In your copy, reproduce the entries exactly as they are, minus the images.

BEGIN Data shown

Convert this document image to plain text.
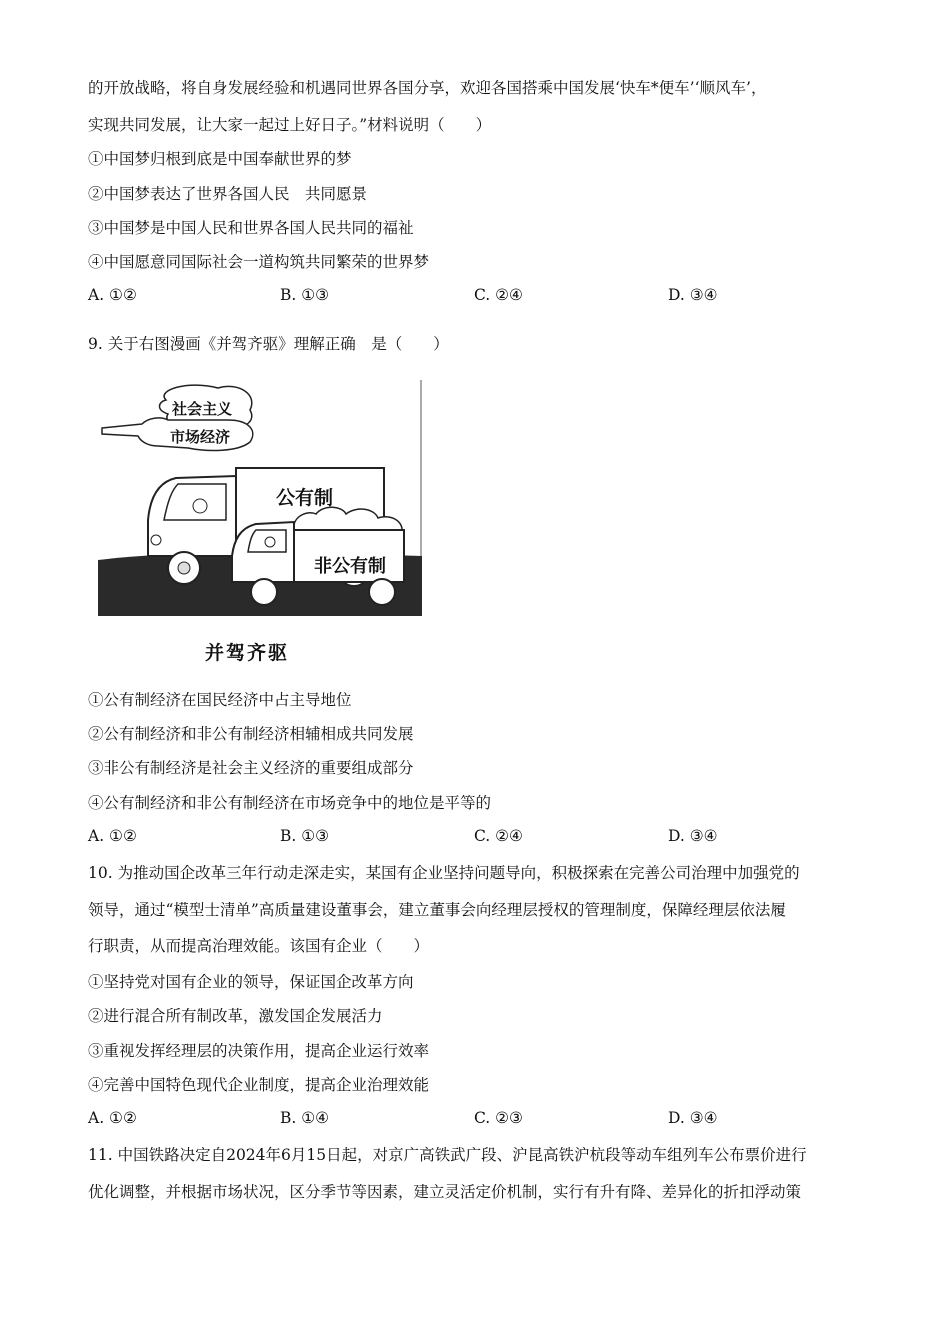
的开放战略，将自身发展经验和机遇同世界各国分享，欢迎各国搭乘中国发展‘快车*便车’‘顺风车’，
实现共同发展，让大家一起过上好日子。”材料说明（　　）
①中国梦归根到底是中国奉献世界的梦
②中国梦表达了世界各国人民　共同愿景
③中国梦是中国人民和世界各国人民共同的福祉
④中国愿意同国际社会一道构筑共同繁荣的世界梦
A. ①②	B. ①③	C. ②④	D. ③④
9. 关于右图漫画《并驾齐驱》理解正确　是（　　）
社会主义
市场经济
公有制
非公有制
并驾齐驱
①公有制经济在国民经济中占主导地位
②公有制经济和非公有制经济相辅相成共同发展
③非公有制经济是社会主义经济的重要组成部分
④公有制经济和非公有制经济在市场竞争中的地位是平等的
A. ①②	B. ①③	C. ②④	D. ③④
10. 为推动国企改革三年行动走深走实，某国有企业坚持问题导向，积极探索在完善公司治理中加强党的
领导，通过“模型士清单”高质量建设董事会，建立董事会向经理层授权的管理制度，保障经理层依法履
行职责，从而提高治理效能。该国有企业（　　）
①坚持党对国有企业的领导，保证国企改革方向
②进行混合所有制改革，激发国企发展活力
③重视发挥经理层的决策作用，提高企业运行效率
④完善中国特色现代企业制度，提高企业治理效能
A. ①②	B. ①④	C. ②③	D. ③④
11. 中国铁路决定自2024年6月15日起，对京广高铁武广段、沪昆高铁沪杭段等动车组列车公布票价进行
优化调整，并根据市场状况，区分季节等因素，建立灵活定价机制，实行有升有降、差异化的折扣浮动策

END Data shown

_Exercise answer_:
Convert this document image to plain text.
的开放战略，将自身发展经验和机遇同世界各国分享，欢迎各国搭乘中国发展‘快车*便车’‘顺风车’，
实现共同发展，让大家一起过上好日子。”材料说明（　　）
①中国梦归根到底是中国奉献世界的梦
②中国梦表达了世界各国人民　共同愿景
③中国梦是中国人民和世界各国人民共同的福祉
④中国愿意同国际社会一道构筑共同繁荣的世界梦
A. ①②	B. ①③	C. ②④	D. ③④
9. 关于右图漫画《并驾齐驱》理解正确　是（　　）
社会主义
市场经济
公有制
非公有制
并驾齐驱
①公有制经济在国民经济中占主导地位
②公有制经济和非公有制经济相辅相成共同发展
③非公有制经济是社会主义经济的重要组成部分
④公有制经济和非公有制经济在市场竞争中的地位是平等的
A. ①②	B. ①③	C. ②④	D. ③④
10. 为推动国企改革三年行动走深走实，某国有企业坚持问题导向，积极探索在完善公司治理中加强党的
领导，通过“模型士清单”高质量建设董事会，建立董事会向经理层授权的管理制度，保障经理层依法履
行职责，从而提高治理效能。该国有企业（　　）
①坚持党对国有企业的领导，保证国企改革方向
②进行混合所有制改革，激发国企发展活力
③重视发挥经理层的决策作用，提高企业运行效率
④完善中国特色现代企业制度，提高企业治理效能
A. ①②	B. ①④	C. ②③	D. ③④
11. 中国铁路决定自2024年6月15日起，对京广高铁武广段、沪昆高铁沪杭段等动车组列车公布票价进行
优化调整，并根据市场状况，区分季节等因素，建立灵活定价机制，实行有升有降、差异化的折扣浮动策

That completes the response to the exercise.